─── SUPPLIED MATERIAL ───

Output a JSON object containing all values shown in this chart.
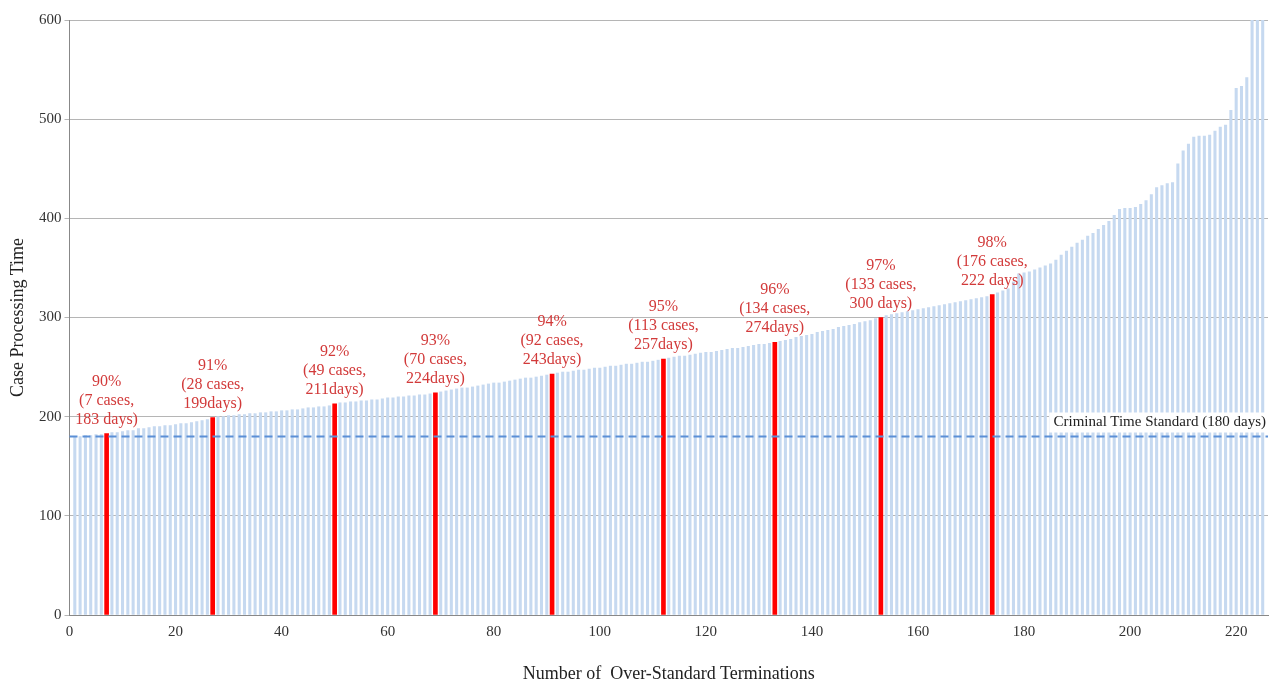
{
  "chart_data": {
    "type": "bar",
    "xlabel": "Number of  Over-Standard Terminations",
    "ylabel": "Case Processing Time",
    "x": [
      1,
      2,
      3,
      4,
      5,
      6,
      7,
      8,
      9,
      10,
      11,
      12,
      13,
      14,
      15,
      16,
      17,
      18,
      19,
      20,
      21,
      22,
      23,
      24,
      25,
      26,
      27,
      28,
      29,
      30,
      31,
      32,
      33,
      34,
      35,
      36,
      37,
      38,
      39,
      40,
      41,
      42,
      43,
      44,
      45,
      46,
      47,
      48,
      49,
      50,
      51,
      52,
      53,
      54,
      55,
      56,
      57,
      58,
      59,
      60,
      61,
      62,
      63,
      64,
      65,
      66,
      67,
      68,
      69,
      70,
      71,
      72,
      73,
      74,
      75,
      76,
      77,
      78,
      79,
      80,
      81,
      82,
      83,
      84,
      85,
      86,
      87,
      88,
      89,
      90,
      91,
      92,
      93,
      94,
      95,
      96,
      97,
      98,
      99,
      100,
      101,
      102,
      103,
      104,
      105,
      106,
      107,
      108,
      109,
      110,
      111,
      112,
      113,
      114,
      115,
      116,
      117,
      118,
      119,
      120,
      121,
      122,
      123,
      124,
      125,
      126,
      127,
      128,
      129,
      130,
      131,
      132,
      133,
      134,
      135,
      136,
      137,
      138,
      139,
      140,
      141,
      142,
      143,
      144,
      145,
      146,
      147,
      148,
      149,
      150,
      151,
      152,
      153,
      154,
      155,
      156,
      157,
      158,
      159,
      160,
      161,
      162,
      163,
      164,
      165,
      166,
      167,
      168,
      169,
      170,
      171,
      172,
      173,
      174,
      175,
      176,
      177,
      178,
      179,
      180,
      181,
      182,
      183,
      184,
      185,
      186,
      187,
      188,
      189,
      190,
      191,
      192,
      193,
      194,
      195,
      196,
      197,
      198,
      199,
      200,
      201,
      202,
      203,
      204,
      205,
      206,
      207,
      208,
      209,
      210,
      211,
      212,
      213,
      214,
      215,
      216,
      217,
      218,
      219,
      220,
      221,
      222,
      223,
      224,
      225
    ],
    "series": [
      {
        "color": "#c6d9f0",
        "values": [
          180,
          180,
          181,
          181,
          182,
          182,
          null,
          184,
          184,
          185,
          186,
          186,
          188,
          188,
          189,
          190,
          190,
          191,
          191,
          192,
          193,
          193,
          194,
          195,
          196,
          197,
          null,
          200,
          200,
          201,
          201,
          202,
          202,
          203,
          203,
          204,
          204,
          205,
          205,
          206,
          206,
          207,
          207,
          208,
          209,
          209,
          210,
          210,
          211,
          null,
          214,
          214,
          215,
          215,
          216,
          216,
          217,
          217,
          218,
          219,
          219,
          220,
          220,
          221,
          221,
          222,
          222,
          223,
          null,
          225,
          226,
          227,
          228,
          229,
          229,
          230,
          231,
          232,
          233,
          234,
          234,
          235,
          236,
          237,
          238,
          239,
          239,
          240,
          241,
          242,
          null,
          244,
          245,
          245,
          246,
          247,
          247,
          248,
          249,
          249,
          250,
          251,
          251,
          252,
          253,
          253,
          254,
          255,
          255,
          256,
          257,
          null,
          259,
          260,
          261,
          261,
          262,
          263,
          264,
          265,
          265,
          266,
          267,
          268,
          269,
          269,
          270,
          271,
          272,
          273,
          273,
          274,
          null,
          276,
          277,
          278,
          280,
          281,
          282,
          283,
          285,
          286,
          287,
          288,
          290,
          291,
          292,
          293,
          295,
          296,
          297,
          299,
          null,
          302,
          303,
          304,
          305,
          306,
          307,
          308,
          309,
          310,
          311,
          312,
          313,
          314,
          315,
          316,
          317,
          318,
          319,
          320,
          321,
          null,
          325,
          327,
          329,
          336,
          344,
          345,
          346,
          348,
          350,
          352,
          354,
          358,
          363,
          367,
          371,
          375,
          378,
          382,
          385,
          389,
          393,
          397,
          403,
          409,
          410,
          410,
          411,
          414,
          418,
          424,
          431,
          433,
          435,
          436,
          455,
          468,
          475,
          482,
          483,
          483,
          484,
          488,
          492,
          494,
          509,
          531,
          533,
          542,
          600,
          600,
          600
        ]
      },
      {
        "color": "#ff0000",
        "x": [
          7,
          27,
          50,
          69,
          91,
          112,
          133,
          153,
          174
        ],
        "values": [
          183,
          199,
          213,
          224,
          243,
          258,
          275,
          300,
          323
        ]
      }
    ],
    "xlim": [
      0,
      226
    ],
    "xticks": [
      0,
      20,
      40,
      60,
      80,
      100,
      120,
      140,
      160,
      180,
      200,
      220
    ],
    "ylim": [
      0,
      600
    ],
    "yticks": [
      0,
      100,
      200,
      300,
      400,
      500,
      600
    ],
    "grid": "y",
    "legend": false,
    "ref_lines": [
      {
        "axis": "y",
        "value": 180,
        "label": "Criminal Time Standard (180 days)",
        "color": "#5b8fd6",
        "line_style": "dashed"
      }
    ],
    "annotations": [
      {
        "text": "90%\n(7 cases,\n183 days)",
        "x": 7,
        "y": 183
      },
      {
        "text": "91%\n(28 cases,\n199days)",
        "x": 27,
        "y": 199
      },
      {
        "text": "92%\n(49 cases,\n211days)",
        "x": 50,
        "y": 213
      },
      {
        "text": "93%\n(70 cases,\n224days)",
        "x": 69,
        "y": 224
      },
      {
        "text": "94%\n(92 cases,\n243days)",
        "x": 91,
        "y": 243
      },
      {
        "text": "95%\n(113 cases,\n257days)",
        "x": 112,
        "y": 258
      },
      {
        "text": "96%\n(134 cases,\n274days)",
        "x": 133,
        "y": 275
      },
      {
        "text": "97%\n(133 cases,\n300 days)",
        "x": 153,
        "y": 300
      },
      {
        "text": "98%\n(176 cases,\n222 days)",
        "x": 174,
        "y": 323
      }
    ]
  }
}
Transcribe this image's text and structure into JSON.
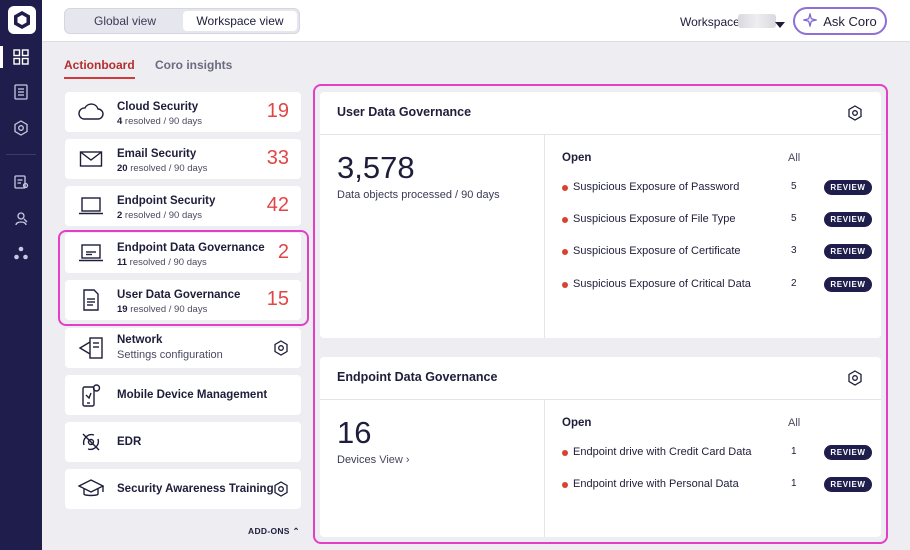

───

§ **WHAT TO WORK ON**: Say how many lines in the records hold "Time", with the number as the whole reply.

§ **FINAL RESULT**: 2